WORK TO DO
Locate all lines with the word "have". Copy them.

-- BEGIN EXERCISE MATERIAL --

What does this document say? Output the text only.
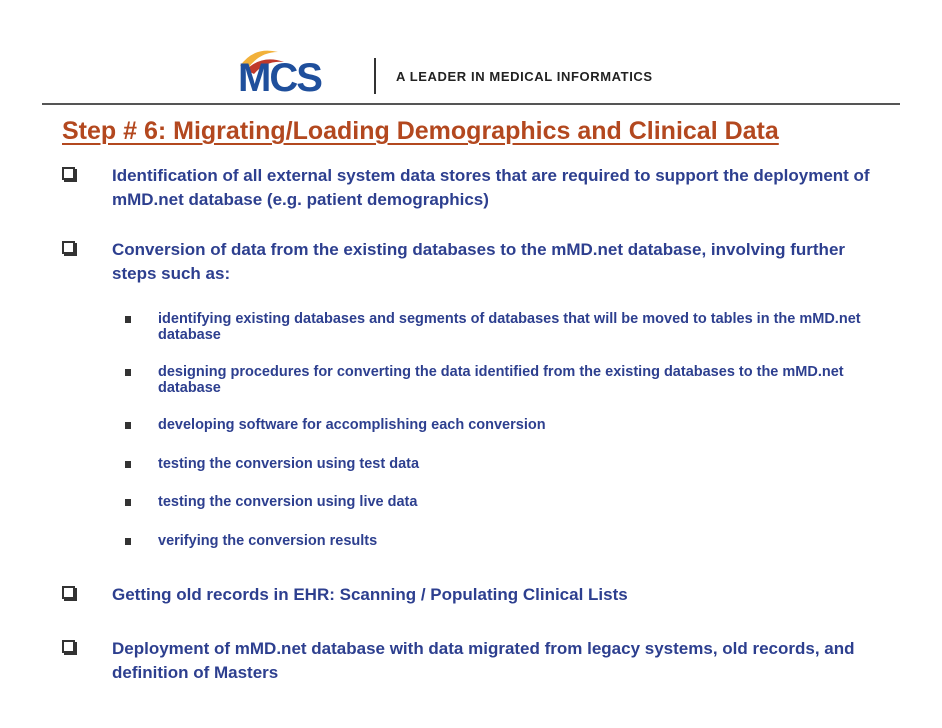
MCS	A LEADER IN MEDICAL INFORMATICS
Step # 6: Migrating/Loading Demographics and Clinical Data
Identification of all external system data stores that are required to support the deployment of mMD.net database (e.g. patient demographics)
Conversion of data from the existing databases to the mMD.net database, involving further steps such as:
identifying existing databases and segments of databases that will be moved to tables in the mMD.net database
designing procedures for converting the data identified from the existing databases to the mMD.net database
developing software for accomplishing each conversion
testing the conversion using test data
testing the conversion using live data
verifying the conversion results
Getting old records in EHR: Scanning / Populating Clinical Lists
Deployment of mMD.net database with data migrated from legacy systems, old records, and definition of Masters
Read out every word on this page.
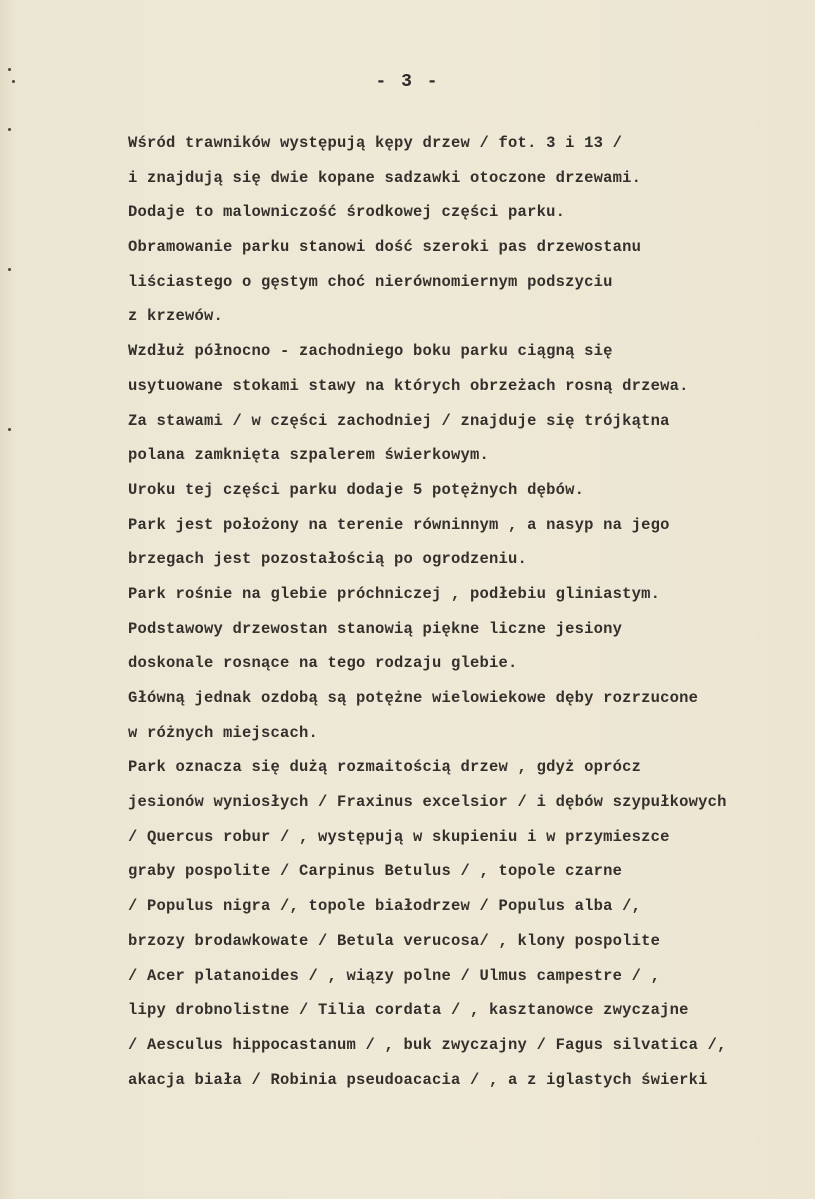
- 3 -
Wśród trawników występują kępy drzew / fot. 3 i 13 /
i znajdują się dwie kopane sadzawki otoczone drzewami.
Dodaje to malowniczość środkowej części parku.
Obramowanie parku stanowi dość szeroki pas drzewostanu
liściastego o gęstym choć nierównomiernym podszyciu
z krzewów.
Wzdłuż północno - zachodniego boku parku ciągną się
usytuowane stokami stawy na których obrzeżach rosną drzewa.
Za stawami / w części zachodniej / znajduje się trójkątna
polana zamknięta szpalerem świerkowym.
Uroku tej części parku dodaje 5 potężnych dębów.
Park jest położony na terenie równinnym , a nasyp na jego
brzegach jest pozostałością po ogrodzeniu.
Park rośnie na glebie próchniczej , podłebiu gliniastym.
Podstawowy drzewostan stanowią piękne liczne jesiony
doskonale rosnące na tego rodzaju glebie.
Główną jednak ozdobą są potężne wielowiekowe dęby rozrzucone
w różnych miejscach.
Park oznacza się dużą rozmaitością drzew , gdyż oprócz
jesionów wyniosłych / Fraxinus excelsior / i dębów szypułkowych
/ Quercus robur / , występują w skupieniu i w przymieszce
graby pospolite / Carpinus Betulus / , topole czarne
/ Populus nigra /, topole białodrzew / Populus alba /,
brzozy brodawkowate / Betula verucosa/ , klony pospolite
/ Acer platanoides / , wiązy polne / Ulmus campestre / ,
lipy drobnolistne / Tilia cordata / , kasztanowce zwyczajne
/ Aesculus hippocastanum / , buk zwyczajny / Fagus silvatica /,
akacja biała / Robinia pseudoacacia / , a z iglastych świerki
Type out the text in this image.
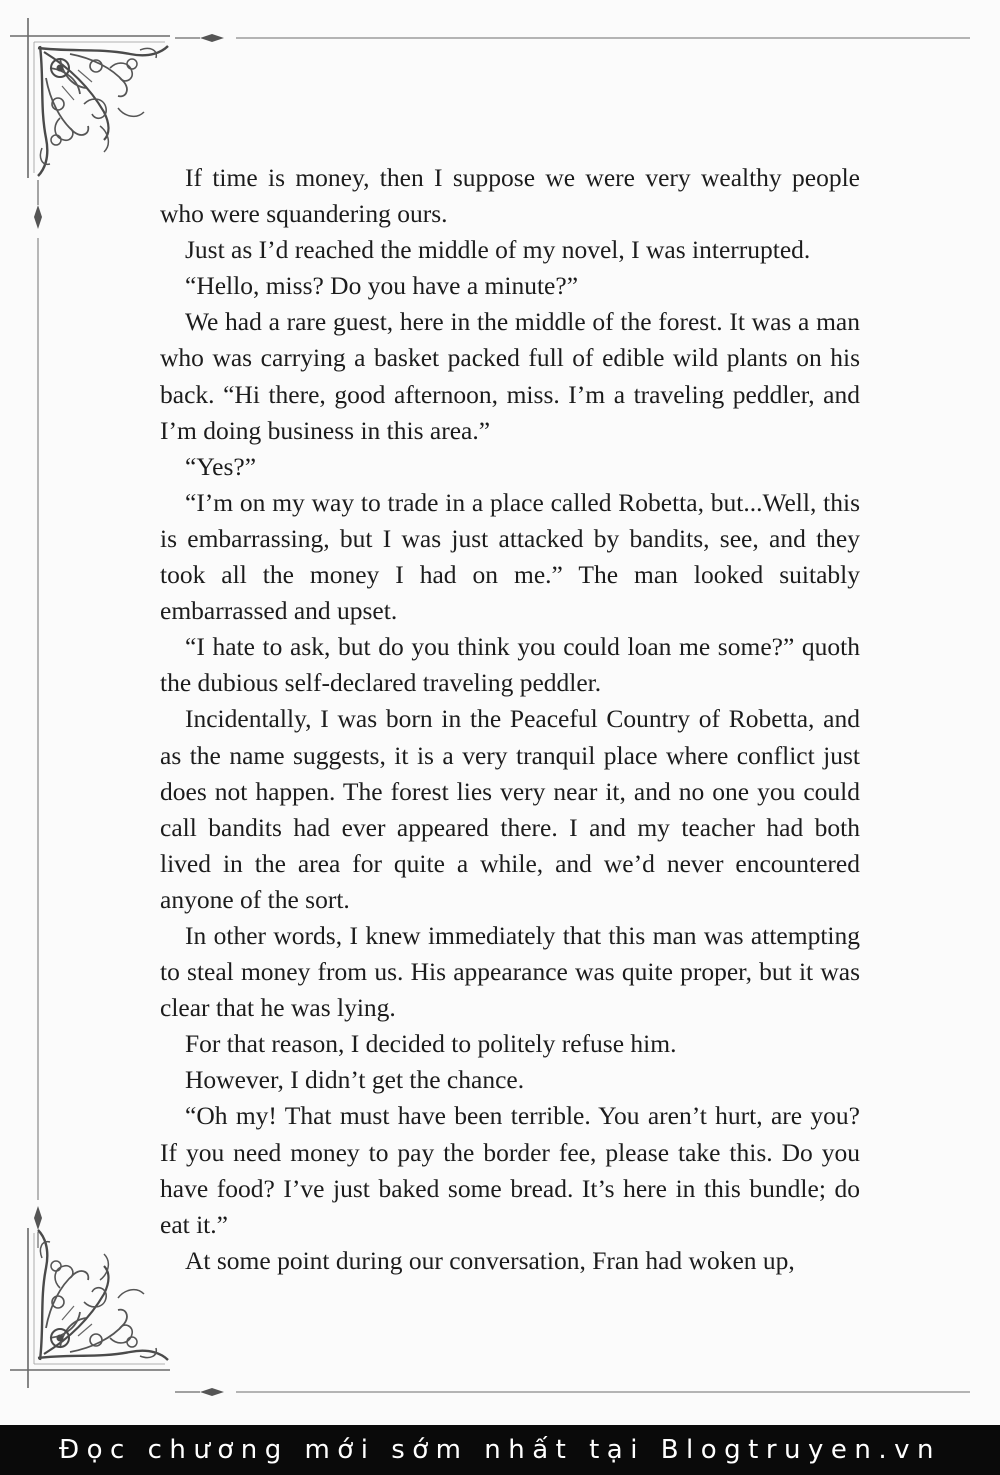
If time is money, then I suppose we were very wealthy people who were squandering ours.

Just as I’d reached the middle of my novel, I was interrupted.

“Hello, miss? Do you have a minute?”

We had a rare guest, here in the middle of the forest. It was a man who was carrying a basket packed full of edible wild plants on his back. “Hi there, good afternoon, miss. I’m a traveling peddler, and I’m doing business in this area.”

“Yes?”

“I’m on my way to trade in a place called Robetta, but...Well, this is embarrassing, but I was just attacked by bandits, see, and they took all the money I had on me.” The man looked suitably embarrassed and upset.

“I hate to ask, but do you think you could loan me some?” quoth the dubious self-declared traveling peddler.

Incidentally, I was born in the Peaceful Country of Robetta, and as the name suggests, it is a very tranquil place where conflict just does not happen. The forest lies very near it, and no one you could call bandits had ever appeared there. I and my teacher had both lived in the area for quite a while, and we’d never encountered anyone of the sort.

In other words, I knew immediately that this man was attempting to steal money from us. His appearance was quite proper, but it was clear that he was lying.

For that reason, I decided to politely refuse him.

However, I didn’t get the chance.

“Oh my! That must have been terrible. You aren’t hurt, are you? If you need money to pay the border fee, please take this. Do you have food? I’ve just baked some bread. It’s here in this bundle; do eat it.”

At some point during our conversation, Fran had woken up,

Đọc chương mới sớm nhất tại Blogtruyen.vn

-- END EXERCISE MATERIAL --

RESPONSE FOR THIS EXERCISE
“Hello, miss? Do you have a minute?”
“Oh my! That must have been terrible. You aren’t hurt, are you? If you need money to pay the border fee, please take this. Do you have food? I’ve just baked some bread. It’s here in this bundle; do eat it.”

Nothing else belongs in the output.